— Exercise task —
Copy out all of the material exactly as presented.

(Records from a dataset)

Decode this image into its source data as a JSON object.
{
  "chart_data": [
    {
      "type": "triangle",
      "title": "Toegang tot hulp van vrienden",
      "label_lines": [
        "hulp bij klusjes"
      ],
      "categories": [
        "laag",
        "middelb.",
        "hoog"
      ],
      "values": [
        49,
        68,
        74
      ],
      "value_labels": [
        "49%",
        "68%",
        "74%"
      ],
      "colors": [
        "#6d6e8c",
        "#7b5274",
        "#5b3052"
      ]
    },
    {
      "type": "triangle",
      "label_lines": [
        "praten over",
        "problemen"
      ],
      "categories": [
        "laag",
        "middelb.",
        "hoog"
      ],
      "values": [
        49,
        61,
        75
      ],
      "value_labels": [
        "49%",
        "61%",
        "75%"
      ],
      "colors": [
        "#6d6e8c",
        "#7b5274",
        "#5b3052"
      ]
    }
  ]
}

— Result for this task —
Decode this image into its source data as a JSON object.
{
  "chart_data": [
    {
      "type": "triangle",
      "title": "Toegang tot hulp van vrienden",
      "label_lines": [
        "hulp bij klusjes"
      ],
      "categories": [
        "laag",
        "middelb.",
        "hoog"
      ],
      "values": [
        49,
        68,
        74
      ],
      "value_labels": [
        "49%",
        "68%",
        "74%"
      ],
      "colors": [
        "#6d6e8c",
        "#7b5274",
        "#5b3052"
      ]
    },
    {
      "type": "triangle",
      "label_lines": [
        "praten over",
        "problemen"
      ],
      "categories": [
        "laag",
        "middelb.",
        "hoog"
      ],
      "values": [
        49,
        61,
        75
      ],
      "value_labels": [
        "49%",
        "61%",
        "75%"
      ],
      "colors": [
        "#6d6e8c",
        "#7b5274",
        "#5b3052"
      ]
    }
  ]
}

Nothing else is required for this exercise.